Requirements:
Repeat the listing word for word. No pictures belong in the copy.

··· Raw records ···

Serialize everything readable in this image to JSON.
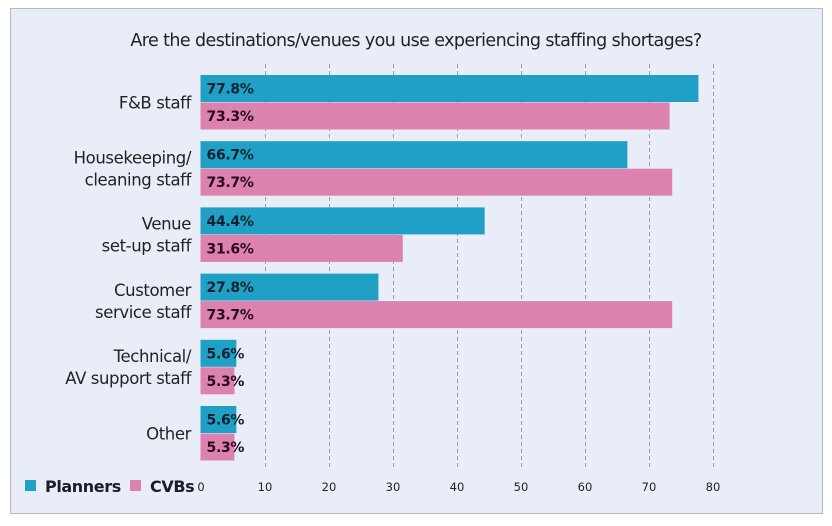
{
  "chart_data": {
    "type": "bar",
    "orientation": "horizontal",
    "title": "Are the destinations/venues you use experiencing staffing shortages?",
    "xlabel": "",
    "ylabel": "",
    "xlim": [
      0,
      80
    ],
    "xticks": [
      0,
      10,
      20,
      30,
      40,
      50,
      60,
      70,
      80
    ],
    "grid": "vertical dashed",
    "legend_position": "bottom-left",
    "categories": [
      [
        "F&B staff"
      ],
      [
        "Housekeeping/",
        "cleaning staff"
      ],
      [
        "Venue",
        "set-up staff"
      ],
      [
        "Customer",
        "service staff"
      ],
      [
        "Technical/",
        "AV support staff"
      ],
      [
        "Other"
      ]
    ],
    "series": [
      {
        "name": "Planners",
        "color": "#1fa0c4",
        "label_color": "#0f2233",
        "values": [
          77.8,
          66.7,
          44.4,
          27.8,
          5.6,
          5.6
        ],
        "labels": [
          "77.8%",
          "66.7%",
          "44.4%",
          "27.8%",
          "5.6%",
          "5.6%"
        ]
      },
      {
        "name": "CVBs",
        "color": "#dc82ae",
        "label_color": "#2a0a1c",
        "values": [
          73.3,
          73.7,
          31.6,
          73.7,
          5.3,
          5.3
        ],
        "labels": [
          "73.3%",
          "73.7%",
          "31.6%",
          "73.7%",
          "5.3%",
          "5.3%"
        ]
      }
    ]
  }
}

···

Result of the task:
Serialize everything readable in this image to JSON.
{
  "chart_data": {
    "type": "bar",
    "orientation": "horizontal",
    "title": "Are the destinations/venues you use experiencing staffing shortages?",
    "xlabel": "",
    "ylabel": "",
    "xlim": [
      0,
      80
    ],
    "xticks": [
      0,
      10,
      20,
      30,
      40,
      50,
      60,
      70,
      80
    ],
    "grid": "vertical dashed",
    "legend_position": "bottom-left",
    "categories": [
      [
        "F&B staff"
      ],
      [
        "Housekeeping/",
        "cleaning staff"
      ],
      [
        "Venue",
        "set-up staff"
      ],
      [
        "Customer",
        "service staff"
      ],
      [
        "Technical/",
        "AV support staff"
      ],
      [
        "Other"
      ]
    ],
    "series": [
      {
        "name": "Planners",
        "color": "#1fa0c4",
        "label_color": "#0f2233",
        "values": [
          77.8,
          66.7,
          44.4,
          27.8,
          5.6,
          5.6
        ],
        "labels": [
          "77.8%",
          "66.7%",
          "44.4%",
          "27.8%",
          "5.6%",
          "5.6%"
        ]
      },
      {
        "name": "CVBs",
        "color": "#dc82ae",
        "label_color": "#2a0a1c",
        "values": [
          73.3,
          73.7,
          31.6,
          73.7,
          5.3,
          5.3
        ],
        "labels": [
          "73.3%",
          "73.7%",
          "31.6%",
          "73.7%",
          "5.3%",
          "5.3%"
        ]
      }
    ]
  }
}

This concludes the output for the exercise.